__INSTRUCTIONS TO FOLLOW__
Output the material below in its entirety, exactly as given.

┌─ PROVIDED DATA

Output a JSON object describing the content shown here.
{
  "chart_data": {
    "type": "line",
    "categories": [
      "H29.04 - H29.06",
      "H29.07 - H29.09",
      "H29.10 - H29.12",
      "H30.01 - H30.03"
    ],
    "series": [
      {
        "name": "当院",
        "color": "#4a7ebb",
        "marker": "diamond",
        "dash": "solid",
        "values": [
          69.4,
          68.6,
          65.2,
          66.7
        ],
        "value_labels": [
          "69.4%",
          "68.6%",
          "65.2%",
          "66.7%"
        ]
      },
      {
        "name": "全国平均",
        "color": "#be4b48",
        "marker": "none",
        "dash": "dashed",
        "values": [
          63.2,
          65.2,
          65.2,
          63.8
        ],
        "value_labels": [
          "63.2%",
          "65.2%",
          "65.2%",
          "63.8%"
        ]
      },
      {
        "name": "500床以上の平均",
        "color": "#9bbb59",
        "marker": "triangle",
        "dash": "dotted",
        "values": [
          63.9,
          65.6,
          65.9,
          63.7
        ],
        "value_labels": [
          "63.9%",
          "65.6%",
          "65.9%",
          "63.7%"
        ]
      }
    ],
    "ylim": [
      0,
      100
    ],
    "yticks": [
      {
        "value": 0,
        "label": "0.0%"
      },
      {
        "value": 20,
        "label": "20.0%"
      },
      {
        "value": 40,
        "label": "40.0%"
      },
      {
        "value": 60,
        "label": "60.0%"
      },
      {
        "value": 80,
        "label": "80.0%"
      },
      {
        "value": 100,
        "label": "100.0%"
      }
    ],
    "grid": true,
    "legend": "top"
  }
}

└─

__OUTPUT FOR THIS TASK__
Output a JSON object describing the content shown here.
{
  "chart_data": {
    "type": "line",
    "categories": [
      "H29.04 - H29.06",
      "H29.07 - H29.09",
      "H29.10 - H29.12",
      "H30.01 - H30.03"
    ],
    "series": [
      {
        "name": "当院",
        "color": "#4a7ebb",
        "marker": "diamond",
        "dash": "solid",
        "values": [
          69.4,
          68.6,
          65.2,
          66.7
        ],
        "value_labels": [
          "69.4%",
          "68.6%",
          "65.2%",
          "66.7%"
        ]
      },
      {
        "name": "全国平均",
        "color": "#be4b48",
        "marker": "none",
        "dash": "dashed",
        "values": [
          63.2,
          65.2,
          65.2,
          63.8
        ],
        "value_labels": [
          "63.2%",
          "65.2%",
          "65.2%",
          "63.8%"
        ]
      },
      {
        "name": "500床以上の平均",
        "color": "#9bbb59",
        "marker": "triangle",
        "dash": "dotted",
        "values": [
          63.9,
          65.6,
          65.9,
          63.7
        ],
        "value_labels": [
          "63.9%",
          "65.6%",
          "65.9%",
          "63.7%"
        ]
      }
    ],
    "ylim": [
      0,
      100
    ],
    "yticks": [
      {
        "value": 0,
        "label": "0.0%"
      },
      {
        "value": 20,
        "label": "20.0%"
      },
      {
        "value": 40,
        "label": "40.0%"
      },
      {
        "value": 60,
        "label": "60.0%"
      },
      {
        "value": 80,
        "label": "80.0%"
      },
      {
        "value": 100,
        "label": "100.0%"
      }
    ],
    "grid": true,
    "legend": "top"
  }
}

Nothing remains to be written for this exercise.